Stored data entries:
━━━━

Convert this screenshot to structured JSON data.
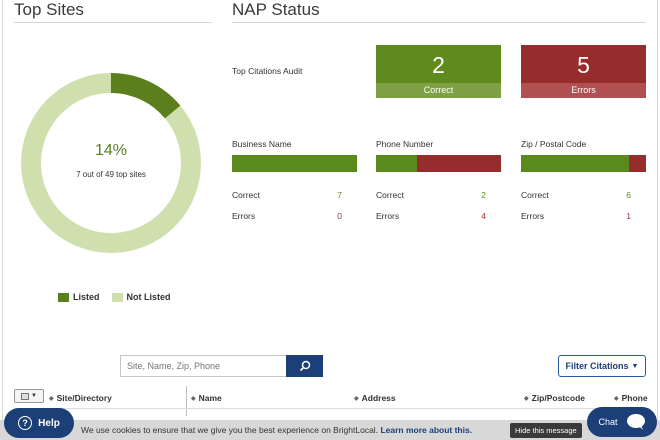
{
  "top_sites": {
    "title": "Top Sites",
    "percent_label": "14%",
    "subtitle": "7 out of 49 top sites",
    "listed_fraction": 0.14,
    "colors": {
      "listed": "#5a7f1c",
      "not_listed": "#cfe0ae"
    },
    "legend": {
      "listed": "Listed",
      "not_listed": "Not Listed"
    }
  },
  "nap": {
    "title": "NAP Status",
    "audit_label": "Top Citations Audit",
    "correct": {
      "value": "2",
      "label": "Correct"
    },
    "errors": {
      "value": "5",
      "label": "Errors"
    },
    "metrics": [
      {
        "title": "Business Name",
        "correct_label": "Correct",
        "correct": "7",
        "errors_label": "Errors",
        "errors": "0",
        "correct_fraction": 1.0
      },
      {
        "title": "Phone Number",
        "correct_label": "Correct",
        "correct": "2",
        "errors_label": "Errors",
        "errors": "4",
        "correct_fraction": 0.33
      },
      {
        "title": "Zip / Postal Code",
        "correct_label": "Correct",
        "correct": "6",
        "errors_label": "Errors",
        "errors": "1",
        "correct_fraction": 0.86
      }
    ]
  },
  "search": {
    "placeholder": "Site, Name, Zip, Phone"
  },
  "filter": {
    "label": "Filter Citations"
  },
  "table": {
    "columns": [
      "Site/Directory",
      "Name",
      "Address",
      "Zip/Postcode",
      "Phone"
    ]
  },
  "cookie": {
    "text": "We use cookies to ensure that we give you the best experience on BrightLocal.",
    "link": "Learn more about this.",
    "hide": "Hide this message"
  },
  "help": {
    "label": "Help"
  },
  "chat": {
    "label": "Chat"
  }
}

━━━━

*WORK TO BE COMPLETED*. Copy every line of the material in which the word "Phone" occurs.

*EXPECTED ANSWER*.
        "title": "Phone Number",
    "placeholder": "Site, Name, Zip, Phone"
      "Phone"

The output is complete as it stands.